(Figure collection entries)
--
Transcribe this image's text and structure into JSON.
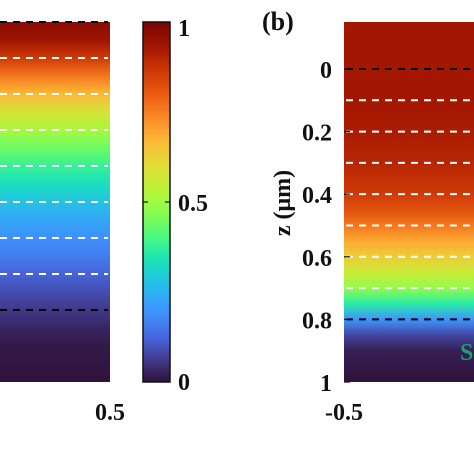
{
  "chart_data": [
    {
      "type": "heatmap",
      "panel": "a",
      "panel_label_visible": false,
      "x_tick_labels": [
        "0.5"
      ],
      "profile": [
        {
          "z": 0.0,
          "v": 0.97
        },
        {
          "z": 0.05,
          "v": 0.94
        },
        {
          "z": 0.1,
          "v": 0.86
        },
        {
          "z": 0.15,
          "v": 0.76
        },
        {
          "z": 0.2,
          "v": 0.67
        },
        {
          "z": 0.25,
          "v": 0.58
        },
        {
          "z": 0.3,
          "v": 0.51
        },
        {
          "z": 0.35,
          "v": 0.44
        },
        {
          "z": 0.4,
          "v": 0.38
        },
        {
          "z": 0.45,
          "v": 0.33
        },
        {
          "z": 0.5,
          "v": 0.28
        },
        {
          "z": 0.55,
          "v": 0.23
        },
        {
          "z": 0.6,
          "v": 0.19
        },
        {
          "z": 0.65,
          "v": 0.16
        },
        {
          "z": 0.7,
          "v": 0.12
        },
        {
          "z": 0.75,
          "v": 0.09
        },
        {
          "z": 0.8,
          "v": 0.06
        },
        {
          "z": 0.85,
          "v": 0.03
        },
        {
          "z": 0.9,
          "v": 0.01
        },
        {
          "z": 1.0,
          "v": 0.0
        }
      ],
      "dashed_lines": [
        {
          "z": 0.0,
          "color": "#000000"
        },
        {
          "z": 0.1,
          "color": "#ffffff"
        },
        {
          "z": 0.2,
          "color": "#ffffff"
        },
        {
          "z": 0.3,
          "color": "#ffffff"
        },
        {
          "z": 0.4,
          "color": "#ffffff"
        },
        {
          "z": 0.5,
          "color": "#ffffff"
        },
        {
          "z": 0.6,
          "color": "#ffffff"
        },
        {
          "z": 0.7,
          "color": "#ffffff"
        },
        {
          "z": 0.8,
          "color": "#000000"
        }
      ]
    },
    {
      "type": "heatmap",
      "panel": "b",
      "panel_label": "(b)",
      "ylabel": "z (μm)",
      "y_ticks": [
        0,
        0.2,
        0.4,
        0.6,
        0.8,
        1
      ],
      "y_tick_labels": [
        "0",
        "0.2",
        "0.4",
        "0.6",
        "0.8",
        "1"
      ],
      "ylim": [
        -0.15,
        1
      ],
      "x_tick_labels": [
        "-0.5"
      ],
      "corner_text": "S",
      "corner_text_color": "#1fa06a",
      "profile": [
        {
          "z": -0.15,
          "v": 0.93
        },
        {
          "z": 0.0,
          "v": 0.93
        },
        {
          "z": 0.1,
          "v": 0.93
        },
        {
          "z": 0.2,
          "v": 0.92
        },
        {
          "z": 0.3,
          "v": 0.9
        },
        {
          "z": 0.4,
          "v": 0.86
        },
        {
          "z": 0.45,
          "v": 0.82
        },
        {
          "z": 0.5,
          "v": 0.76
        },
        {
          "z": 0.55,
          "v": 0.69
        },
        {
          "z": 0.6,
          "v": 0.63
        },
        {
          "z": 0.65,
          "v": 0.56
        },
        {
          "z": 0.7,
          "v": 0.48
        },
        {
          "z": 0.75,
          "v": 0.36
        },
        {
          "z": 0.8,
          "v": 0.2
        },
        {
          "z": 0.85,
          "v": 0.08
        },
        {
          "z": 0.9,
          "v": 0.02
        },
        {
          "z": 1.0,
          "v": 0.0
        }
      ],
      "dashed_lines": [
        {
          "z": 0.0,
          "color": "#000000"
        },
        {
          "z": 0.1,
          "color": "#ffffff"
        },
        {
          "z": 0.2,
          "color": "#ffffff"
        },
        {
          "z": 0.3,
          "color": "#ffffff"
        },
        {
          "z": 0.4,
          "color": "#ffffff"
        },
        {
          "z": 0.5,
          "color": "#ffffff"
        },
        {
          "z": 0.6,
          "color": "#ffffff"
        },
        {
          "z": 0.7,
          "color": "#ffffff"
        },
        {
          "z": 0.8,
          "color": "#000000"
        }
      ]
    },
    {
      "type": "colorbar",
      "colormap": "turbo",
      "range": [
        0,
        1
      ],
      "ticks": [
        0,
        0.5,
        1
      ],
      "tick_labels": [
        "0",
        "0.5",
        "1"
      ]
    }
  ]
}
--
### Task prompt
Quote the data above in full and without alteration; skip the pictures.

### In response
Transcribe this image's text and structure into JSON.
{
  "chart_data": [
    {
      "type": "heatmap",
      "panel": "a",
      "panel_label_visible": false,
      "x_tick_labels": [
        "0.5"
      ],
      "profile": [
        {
          "z": 0.0,
          "v": 0.97
        },
        {
          "z": 0.05,
          "v": 0.94
        },
        {
          "z": 0.1,
          "v": 0.86
        },
        {
          "z": 0.15,
          "v": 0.76
        },
        {
          "z": 0.2,
          "v": 0.67
        },
        {
          "z": 0.25,
          "v": 0.58
        },
        {
          "z": 0.3,
          "v": 0.51
        },
        {
          "z": 0.35,
          "v": 0.44
        },
        {
          "z": 0.4,
          "v": 0.38
        },
        {
          "z": 0.45,
          "v": 0.33
        },
        {
          "z": 0.5,
          "v": 0.28
        },
        {
          "z": 0.55,
          "v": 0.23
        },
        {
          "z": 0.6,
          "v": 0.19
        },
        {
          "z": 0.65,
          "v": 0.16
        },
        {
          "z": 0.7,
          "v": 0.12
        },
        {
          "z": 0.75,
          "v": 0.09
        },
        {
          "z": 0.8,
          "v": 0.06
        },
        {
          "z": 0.85,
          "v": 0.03
        },
        {
          "z": 0.9,
          "v": 0.01
        },
        {
          "z": 1.0,
          "v": 0.0
        }
      ],
      "dashed_lines": [
        {
          "z": 0.0,
          "color": "#000000"
        },
        {
          "z": 0.1,
          "color": "#ffffff"
        },
        {
          "z": 0.2,
          "color": "#ffffff"
        },
        {
          "z": 0.3,
          "color": "#ffffff"
        },
        {
          "z": 0.4,
          "color": "#ffffff"
        },
        {
          "z": 0.5,
          "color": "#ffffff"
        },
        {
          "z": 0.6,
          "color": "#ffffff"
        },
        {
          "z": 0.7,
          "color": "#ffffff"
        },
        {
          "z": 0.8,
          "color": "#000000"
        }
      ]
    },
    {
      "type": "heatmap",
      "panel": "b",
      "panel_label": "(b)",
      "ylabel": "z (μm)",
      "y_ticks": [
        0,
        0.2,
        0.4,
        0.6,
        0.8,
        1
      ],
      "y_tick_labels": [
        "0",
        "0.2",
        "0.4",
        "0.6",
        "0.8",
        "1"
      ],
      "ylim": [
        -0.15,
        1
      ],
      "x_tick_labels": [
        "-0.5"
      ],
      "corner_text": "S",
      "corner_text_color": "#1fa06a",
      "profile": [
        {
          "z": -0.15,
          "v": 0.93
        },
        {
          "z": 0.0,
          "v": 0.93
        },
        {
          "z": 0.1,
          "v": 0.93
        },
        {
          "z": 0.2,
          "v": 0.92
        },
        {
          "z": 0.3,
          "v": 0.9
        },
        {
          "z": 0.4,
          "v": 0.86
        },
        {
          "z": 0.45,
          "v": 0.82
        },
        {
          "z": 0.5,
          "v": 0.76
        },
        {
          "z": 0.55,
          "v": 0.69
        },
        {
          "z": 0.6,
          "v": 0.63
        },
        {
          "z": 0.65,
          "v": 0.56
        },
        {
          "z": 0.7,
          "v": 0.48
        },
        {
          "z": 0.75,
          "v": 0.36
        },
        {
          "z": 0.8,
          "v": 0.2
        },
        {
          "z": 0.85,
          "v": 0.08
        },
        {
          "z": 0.9,
          "v": 0.02
        },
        {
          "z": 1.0,
          "v": 0.0
        }
      ],
      "dashed_lines": [
        {
          "z": 0.0,
          "color": "#000000"
        },
        {
          "z": 0.1,
          "color": "#ffffff"
        },
        {
          "z": 0.2,
          "color": "#ffffff"
        },
        {
          "z": 0.3,
          "color": "#ffffff"
        },
        {
          "z": 0.4,
          "color": "#ffffff"
        },
        {
          "z": 0.5,
          "color": "#ffffff"
        },
        {
          "z": 0.6,
          "color": "#ffffff"
        },
        {
          "z": 0.7,
          "color": "#ffffff"
        },
        {
          "z": 0.8,
          "color": "#000000"
        }
      ]
    },
    {
      "type": "colorbar",
      "colormap": "turbo",
      "range": [
        0,
        1
      ],
      "ticks": [
        0,
        0.5,
        1
      ],
      "tick_labels": [
        "0",
        "0.5",
        "1"
      ]
    }
  ]
}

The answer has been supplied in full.